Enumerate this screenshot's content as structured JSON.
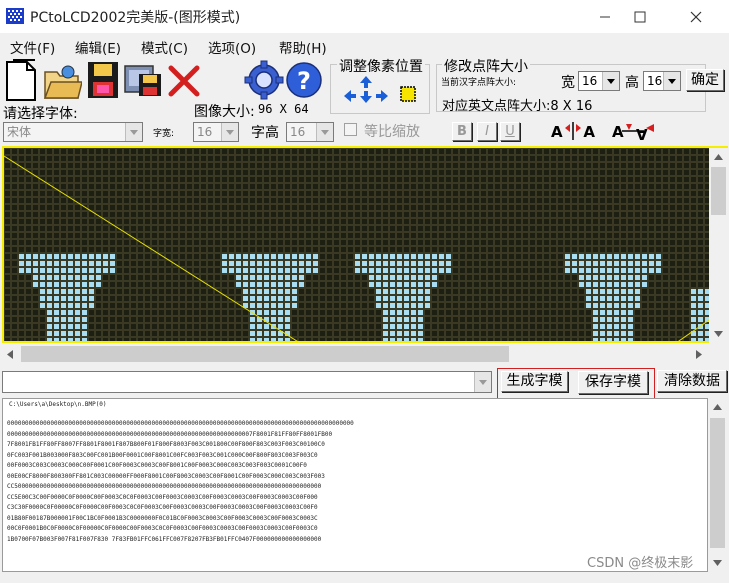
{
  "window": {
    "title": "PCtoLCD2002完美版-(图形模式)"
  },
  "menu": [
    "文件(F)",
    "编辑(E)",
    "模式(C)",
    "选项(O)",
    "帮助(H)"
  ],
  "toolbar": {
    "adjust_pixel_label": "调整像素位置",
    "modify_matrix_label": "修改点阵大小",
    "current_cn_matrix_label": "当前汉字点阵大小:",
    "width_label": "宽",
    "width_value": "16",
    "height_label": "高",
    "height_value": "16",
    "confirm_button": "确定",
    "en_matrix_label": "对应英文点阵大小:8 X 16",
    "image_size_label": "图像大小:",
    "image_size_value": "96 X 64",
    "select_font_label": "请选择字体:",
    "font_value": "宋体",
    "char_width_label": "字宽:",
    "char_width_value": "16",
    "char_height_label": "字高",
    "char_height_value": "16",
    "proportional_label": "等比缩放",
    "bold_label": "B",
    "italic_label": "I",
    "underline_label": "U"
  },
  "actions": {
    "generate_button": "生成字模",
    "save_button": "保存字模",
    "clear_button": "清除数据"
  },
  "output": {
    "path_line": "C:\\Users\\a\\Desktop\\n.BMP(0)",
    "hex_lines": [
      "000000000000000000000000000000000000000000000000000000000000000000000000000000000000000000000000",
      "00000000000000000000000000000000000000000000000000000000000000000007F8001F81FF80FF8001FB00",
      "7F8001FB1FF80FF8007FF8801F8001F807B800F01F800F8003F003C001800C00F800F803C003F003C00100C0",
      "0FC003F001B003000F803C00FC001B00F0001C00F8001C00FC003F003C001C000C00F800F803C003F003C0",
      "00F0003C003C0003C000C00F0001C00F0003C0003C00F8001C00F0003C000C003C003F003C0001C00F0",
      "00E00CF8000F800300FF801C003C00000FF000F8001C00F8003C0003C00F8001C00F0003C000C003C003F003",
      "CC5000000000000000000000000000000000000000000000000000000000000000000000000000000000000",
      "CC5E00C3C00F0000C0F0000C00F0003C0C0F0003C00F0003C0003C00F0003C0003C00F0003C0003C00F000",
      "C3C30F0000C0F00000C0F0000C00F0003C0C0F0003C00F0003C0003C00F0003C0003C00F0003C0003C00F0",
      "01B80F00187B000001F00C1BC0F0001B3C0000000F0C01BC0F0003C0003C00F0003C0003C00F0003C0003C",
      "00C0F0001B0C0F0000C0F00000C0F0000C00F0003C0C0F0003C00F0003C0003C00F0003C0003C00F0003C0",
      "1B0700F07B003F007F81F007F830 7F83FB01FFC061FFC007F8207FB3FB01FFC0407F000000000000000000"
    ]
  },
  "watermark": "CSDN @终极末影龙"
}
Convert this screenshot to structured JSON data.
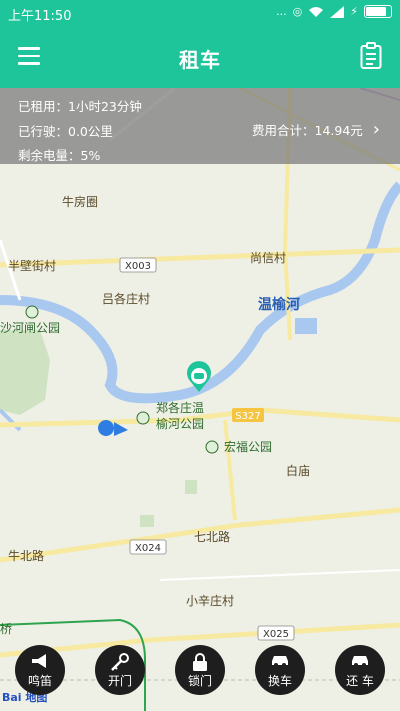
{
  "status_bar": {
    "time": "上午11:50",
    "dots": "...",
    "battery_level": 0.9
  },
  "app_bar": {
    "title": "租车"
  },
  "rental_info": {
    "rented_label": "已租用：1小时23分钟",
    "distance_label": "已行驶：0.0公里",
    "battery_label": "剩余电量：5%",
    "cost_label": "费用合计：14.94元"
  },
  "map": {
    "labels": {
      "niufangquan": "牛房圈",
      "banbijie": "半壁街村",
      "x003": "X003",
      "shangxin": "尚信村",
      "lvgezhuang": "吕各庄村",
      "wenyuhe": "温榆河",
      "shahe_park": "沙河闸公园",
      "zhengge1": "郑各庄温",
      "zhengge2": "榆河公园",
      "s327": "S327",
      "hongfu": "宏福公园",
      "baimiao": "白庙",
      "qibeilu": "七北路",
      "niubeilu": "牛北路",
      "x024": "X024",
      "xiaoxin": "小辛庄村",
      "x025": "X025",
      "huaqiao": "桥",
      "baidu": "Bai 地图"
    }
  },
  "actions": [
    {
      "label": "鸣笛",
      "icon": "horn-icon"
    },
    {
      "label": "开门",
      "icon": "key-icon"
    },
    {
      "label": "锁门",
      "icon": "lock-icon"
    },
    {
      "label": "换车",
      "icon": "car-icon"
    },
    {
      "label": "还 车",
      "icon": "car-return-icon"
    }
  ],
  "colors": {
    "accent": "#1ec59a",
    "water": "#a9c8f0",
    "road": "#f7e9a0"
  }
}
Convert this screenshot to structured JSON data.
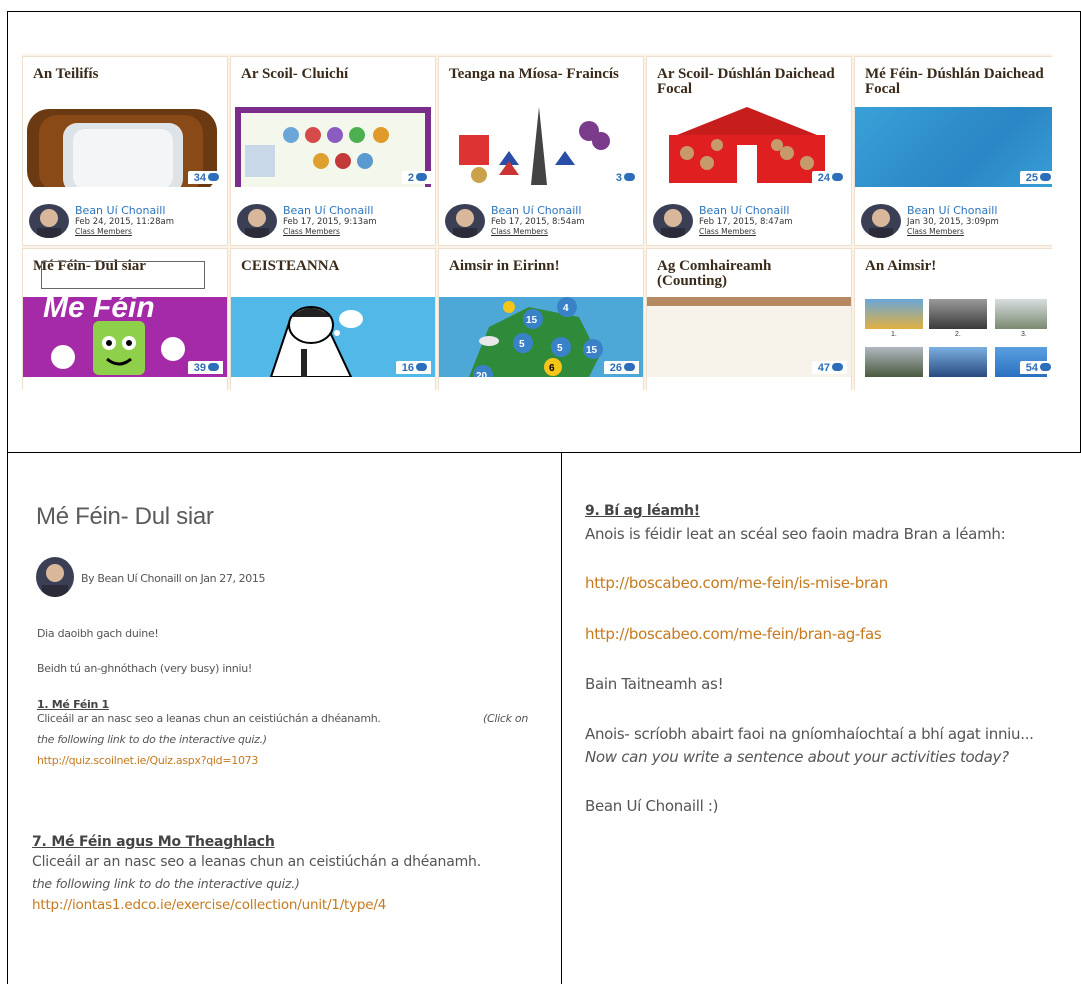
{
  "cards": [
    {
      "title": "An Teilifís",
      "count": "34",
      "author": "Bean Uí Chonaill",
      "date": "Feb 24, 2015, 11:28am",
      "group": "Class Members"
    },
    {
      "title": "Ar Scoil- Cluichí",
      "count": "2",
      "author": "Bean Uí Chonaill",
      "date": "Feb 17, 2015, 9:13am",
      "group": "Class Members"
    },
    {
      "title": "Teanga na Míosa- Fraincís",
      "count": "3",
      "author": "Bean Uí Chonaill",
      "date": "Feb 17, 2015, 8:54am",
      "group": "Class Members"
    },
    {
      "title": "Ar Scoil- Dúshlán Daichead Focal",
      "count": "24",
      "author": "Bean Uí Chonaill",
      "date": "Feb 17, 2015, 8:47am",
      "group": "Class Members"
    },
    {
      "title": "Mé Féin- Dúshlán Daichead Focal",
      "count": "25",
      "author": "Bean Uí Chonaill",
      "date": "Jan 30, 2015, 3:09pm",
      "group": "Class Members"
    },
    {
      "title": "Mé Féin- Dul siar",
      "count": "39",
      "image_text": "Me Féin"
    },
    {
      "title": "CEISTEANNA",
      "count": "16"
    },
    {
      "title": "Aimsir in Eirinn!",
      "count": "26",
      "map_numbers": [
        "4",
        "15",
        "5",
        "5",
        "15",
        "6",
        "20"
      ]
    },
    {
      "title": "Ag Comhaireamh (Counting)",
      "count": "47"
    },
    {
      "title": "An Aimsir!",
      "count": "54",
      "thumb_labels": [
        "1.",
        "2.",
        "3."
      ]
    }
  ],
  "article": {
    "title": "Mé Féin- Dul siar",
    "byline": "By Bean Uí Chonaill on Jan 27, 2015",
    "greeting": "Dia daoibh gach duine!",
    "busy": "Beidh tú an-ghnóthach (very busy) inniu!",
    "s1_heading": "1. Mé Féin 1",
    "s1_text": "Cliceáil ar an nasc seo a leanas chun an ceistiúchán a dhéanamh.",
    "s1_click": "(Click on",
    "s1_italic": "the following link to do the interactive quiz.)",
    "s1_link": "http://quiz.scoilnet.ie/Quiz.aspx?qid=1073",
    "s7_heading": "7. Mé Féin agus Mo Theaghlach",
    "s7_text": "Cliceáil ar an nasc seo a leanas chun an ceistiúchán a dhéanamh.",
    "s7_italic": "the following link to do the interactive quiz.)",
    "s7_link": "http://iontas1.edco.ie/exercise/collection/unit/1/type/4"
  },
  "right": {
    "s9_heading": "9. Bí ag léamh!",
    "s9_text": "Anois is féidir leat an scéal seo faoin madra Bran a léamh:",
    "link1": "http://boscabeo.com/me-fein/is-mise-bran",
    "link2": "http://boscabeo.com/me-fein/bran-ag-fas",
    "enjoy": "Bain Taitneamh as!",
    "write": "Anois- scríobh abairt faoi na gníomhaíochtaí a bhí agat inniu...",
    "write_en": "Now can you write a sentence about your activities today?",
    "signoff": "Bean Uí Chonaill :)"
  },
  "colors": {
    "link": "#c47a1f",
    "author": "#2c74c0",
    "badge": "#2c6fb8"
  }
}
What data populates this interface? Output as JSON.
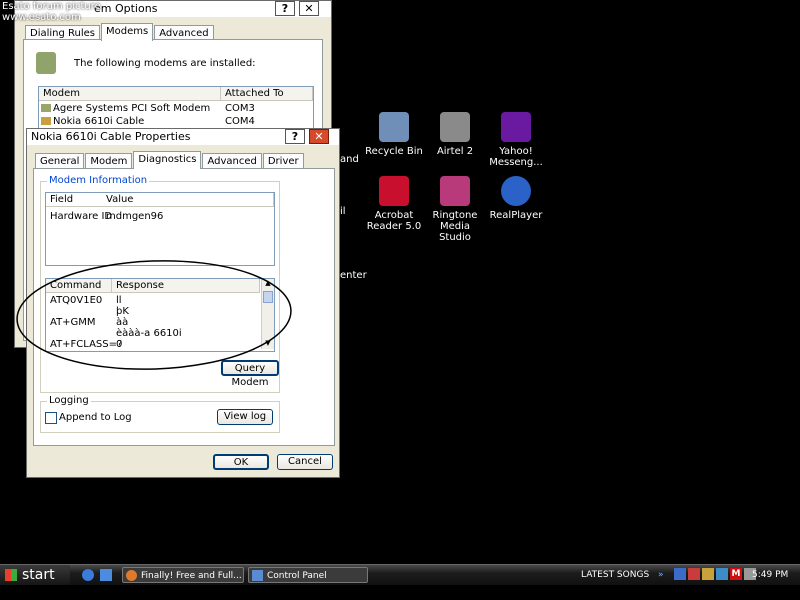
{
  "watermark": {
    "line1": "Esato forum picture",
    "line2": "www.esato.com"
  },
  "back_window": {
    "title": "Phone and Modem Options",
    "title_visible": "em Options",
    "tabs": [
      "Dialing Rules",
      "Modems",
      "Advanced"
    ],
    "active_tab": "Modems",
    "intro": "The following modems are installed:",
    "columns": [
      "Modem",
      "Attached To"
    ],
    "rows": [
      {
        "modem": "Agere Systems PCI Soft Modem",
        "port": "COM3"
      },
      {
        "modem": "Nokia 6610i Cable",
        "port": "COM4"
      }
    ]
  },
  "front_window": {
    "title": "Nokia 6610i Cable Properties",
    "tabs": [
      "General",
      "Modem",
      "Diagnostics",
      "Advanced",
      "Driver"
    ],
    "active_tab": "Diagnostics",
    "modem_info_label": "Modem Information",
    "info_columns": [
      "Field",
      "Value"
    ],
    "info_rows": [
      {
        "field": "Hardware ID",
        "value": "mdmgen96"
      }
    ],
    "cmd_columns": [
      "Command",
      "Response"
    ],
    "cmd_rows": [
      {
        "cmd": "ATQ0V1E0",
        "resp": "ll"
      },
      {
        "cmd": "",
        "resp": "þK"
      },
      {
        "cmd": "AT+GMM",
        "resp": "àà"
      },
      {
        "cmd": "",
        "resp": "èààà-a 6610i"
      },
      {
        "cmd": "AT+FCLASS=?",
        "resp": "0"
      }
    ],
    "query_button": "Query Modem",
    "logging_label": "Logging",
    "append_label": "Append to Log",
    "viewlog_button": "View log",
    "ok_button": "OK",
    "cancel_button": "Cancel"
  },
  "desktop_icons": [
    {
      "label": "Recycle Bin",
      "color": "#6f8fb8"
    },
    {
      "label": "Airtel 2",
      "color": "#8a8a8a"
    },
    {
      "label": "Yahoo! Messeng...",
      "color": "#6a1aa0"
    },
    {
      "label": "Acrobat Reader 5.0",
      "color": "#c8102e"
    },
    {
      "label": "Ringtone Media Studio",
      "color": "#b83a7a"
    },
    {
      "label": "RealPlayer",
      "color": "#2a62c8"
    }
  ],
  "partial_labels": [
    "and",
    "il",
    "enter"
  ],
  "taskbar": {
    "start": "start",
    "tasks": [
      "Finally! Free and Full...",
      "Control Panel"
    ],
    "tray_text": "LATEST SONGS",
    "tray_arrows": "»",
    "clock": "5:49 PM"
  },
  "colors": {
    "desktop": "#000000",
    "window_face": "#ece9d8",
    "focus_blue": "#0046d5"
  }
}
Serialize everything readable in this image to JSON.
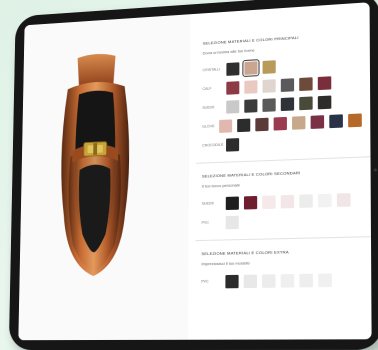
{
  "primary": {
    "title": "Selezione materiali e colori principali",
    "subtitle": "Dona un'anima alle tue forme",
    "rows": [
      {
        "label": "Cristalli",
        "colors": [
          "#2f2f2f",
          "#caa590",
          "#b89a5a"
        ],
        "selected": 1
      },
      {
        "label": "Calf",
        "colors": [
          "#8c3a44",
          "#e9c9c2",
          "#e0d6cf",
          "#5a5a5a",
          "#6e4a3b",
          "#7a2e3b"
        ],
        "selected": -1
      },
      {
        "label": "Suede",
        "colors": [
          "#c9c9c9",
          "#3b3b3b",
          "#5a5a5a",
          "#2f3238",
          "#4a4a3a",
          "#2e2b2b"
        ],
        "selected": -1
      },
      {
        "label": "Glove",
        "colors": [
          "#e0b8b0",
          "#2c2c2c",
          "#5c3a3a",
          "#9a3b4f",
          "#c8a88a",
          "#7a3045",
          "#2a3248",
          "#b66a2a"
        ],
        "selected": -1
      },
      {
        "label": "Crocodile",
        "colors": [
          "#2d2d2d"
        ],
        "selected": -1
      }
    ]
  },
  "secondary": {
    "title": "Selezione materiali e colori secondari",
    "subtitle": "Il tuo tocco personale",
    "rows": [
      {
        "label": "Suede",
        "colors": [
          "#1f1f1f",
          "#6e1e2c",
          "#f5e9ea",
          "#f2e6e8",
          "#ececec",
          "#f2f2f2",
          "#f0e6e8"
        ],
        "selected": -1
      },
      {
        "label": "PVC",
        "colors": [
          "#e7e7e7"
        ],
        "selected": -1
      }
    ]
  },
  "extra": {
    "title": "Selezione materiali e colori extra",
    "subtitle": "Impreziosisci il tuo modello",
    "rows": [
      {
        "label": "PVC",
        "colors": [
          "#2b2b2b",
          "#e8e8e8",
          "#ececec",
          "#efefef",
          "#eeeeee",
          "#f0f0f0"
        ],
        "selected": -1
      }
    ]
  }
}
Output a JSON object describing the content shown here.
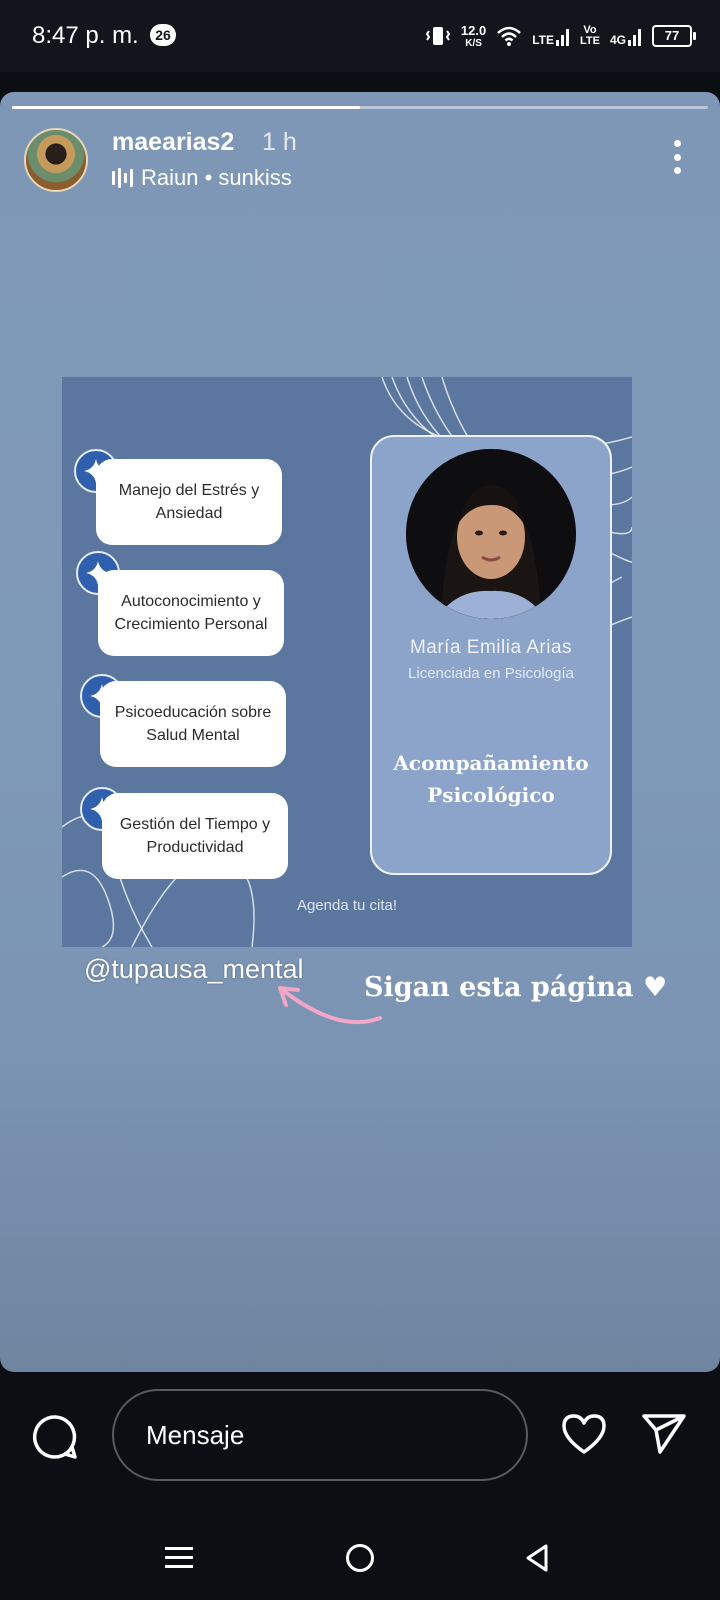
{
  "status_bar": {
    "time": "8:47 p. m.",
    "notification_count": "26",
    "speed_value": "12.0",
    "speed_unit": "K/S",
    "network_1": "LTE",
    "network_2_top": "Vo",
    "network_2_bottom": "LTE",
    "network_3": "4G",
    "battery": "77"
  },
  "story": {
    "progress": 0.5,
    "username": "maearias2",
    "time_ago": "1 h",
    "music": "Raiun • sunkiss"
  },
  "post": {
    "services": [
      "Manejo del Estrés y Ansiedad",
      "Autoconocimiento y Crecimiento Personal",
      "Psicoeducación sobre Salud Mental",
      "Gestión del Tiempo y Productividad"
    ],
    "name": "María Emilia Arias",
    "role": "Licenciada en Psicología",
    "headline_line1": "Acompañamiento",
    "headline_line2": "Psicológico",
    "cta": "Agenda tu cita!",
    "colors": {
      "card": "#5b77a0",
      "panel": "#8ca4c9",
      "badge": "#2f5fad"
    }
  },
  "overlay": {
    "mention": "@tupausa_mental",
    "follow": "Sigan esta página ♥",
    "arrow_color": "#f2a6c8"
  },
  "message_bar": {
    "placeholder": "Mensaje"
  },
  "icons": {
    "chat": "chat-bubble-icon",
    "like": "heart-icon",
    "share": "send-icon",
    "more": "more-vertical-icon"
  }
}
━━━
_Exercise aim:_ Scan the material above for the string "leanas" and return the lines that hold it.

_Complete answer:_
    "s1_text": "Cliceáil ar an nasc seo a leanas chun an ceistiúchán a dhéanamh.",
    "s7_text": "Cliceáil ar an nasc seo a leanas chun an ceistiúchán a dhéanamh.",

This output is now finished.